» Given exercise
All of the listing below must be repeated word for word. Pictures are the only thing to omit.

★ ★ ★ ★ ★

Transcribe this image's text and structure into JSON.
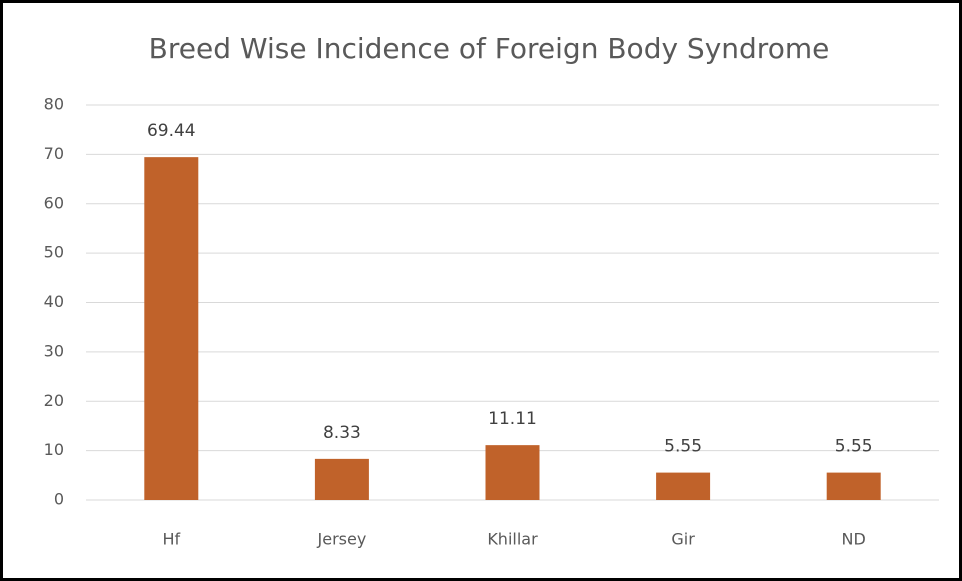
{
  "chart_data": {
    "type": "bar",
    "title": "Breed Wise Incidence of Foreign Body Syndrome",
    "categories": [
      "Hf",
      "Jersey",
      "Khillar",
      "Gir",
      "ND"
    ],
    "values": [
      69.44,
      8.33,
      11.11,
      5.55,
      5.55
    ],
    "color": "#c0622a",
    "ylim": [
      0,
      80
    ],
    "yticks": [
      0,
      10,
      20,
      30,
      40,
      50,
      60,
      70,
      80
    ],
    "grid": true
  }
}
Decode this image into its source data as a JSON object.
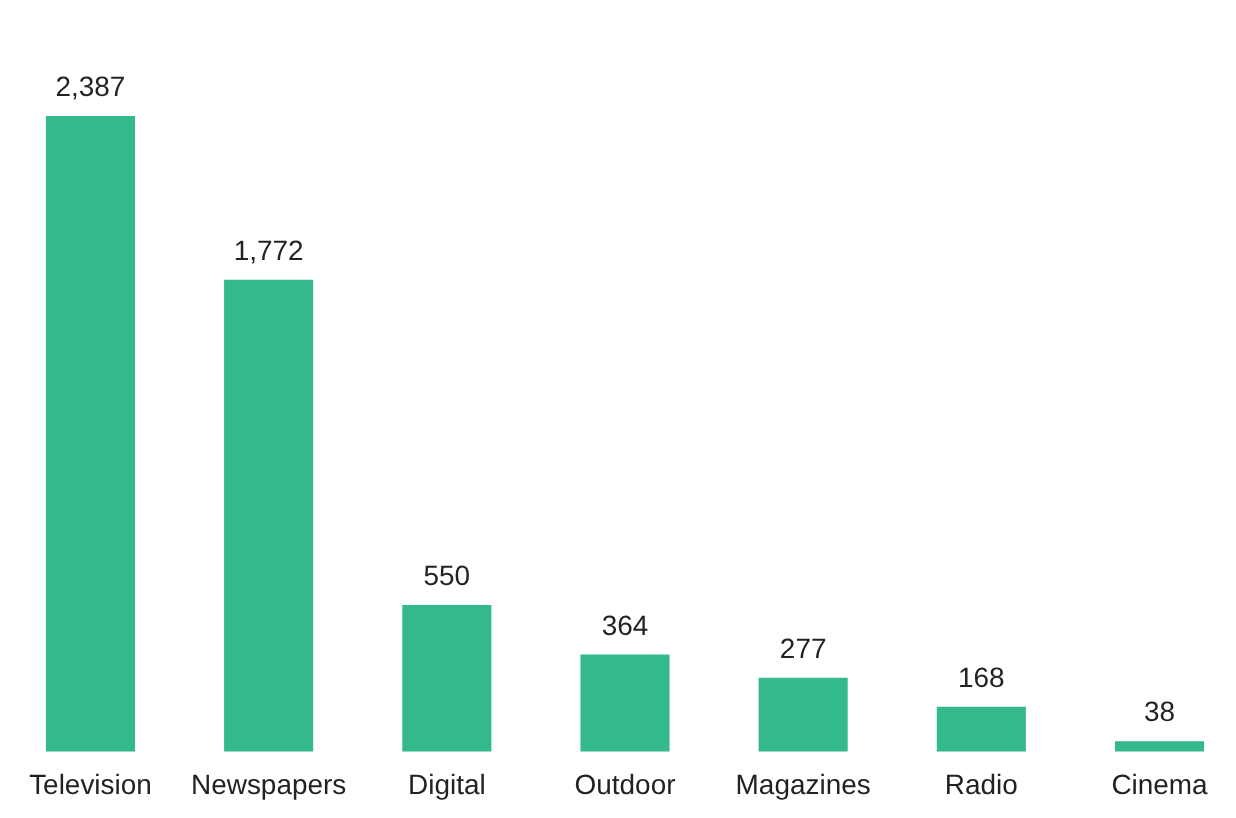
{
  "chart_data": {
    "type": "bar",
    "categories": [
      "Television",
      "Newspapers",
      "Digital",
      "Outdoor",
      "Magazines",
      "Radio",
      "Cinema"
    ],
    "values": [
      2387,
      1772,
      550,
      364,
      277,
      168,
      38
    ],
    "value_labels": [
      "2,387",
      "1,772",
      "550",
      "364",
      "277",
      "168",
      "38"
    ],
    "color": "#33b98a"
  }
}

★ ★ ★ ★ ★

» Exercise response
Transcribe this image's text and structure into JSON.
{
  "chart_data": {
    "type": "bar",
    "title": "Breed Wise Incidence of Foreign Body Syndrome",
    "categories": [
      "Hf",
      "Jersey",
      "Khillar",
      "Gir",
      "ND"
    ],
    "values": [
      69.44,
      8.33,
      11.11,
      5.55,
      5.55
    ],
    "color": "#c0622a",
    "ylim": [
      0,
      80
    ],
    "yticks": [
      0,
      10,
      20,
      30,
      40,
      50,
      60,
      70,
      80
    ],
    "grid": true
  }
}
Decode this image into its source data as a JSON object.
{
  "chart_data": {
    "type": "bar",
    "categories": [
      "Television",
      "Newspapers",
      "Digital",
      "Outdoor",
      "Magazines",
      "Radio",
      "Cinema"
    ],
    "values": [
      2387,
      1772,
      550,
      364,
      277,
      168,
      38
    ],
    "value_labels": [
      "2,387",
      "1,772",
      "550",
      "364",
      "277",
      "168",
      "38"
    ],
    "color": "#33b98a"
  }
}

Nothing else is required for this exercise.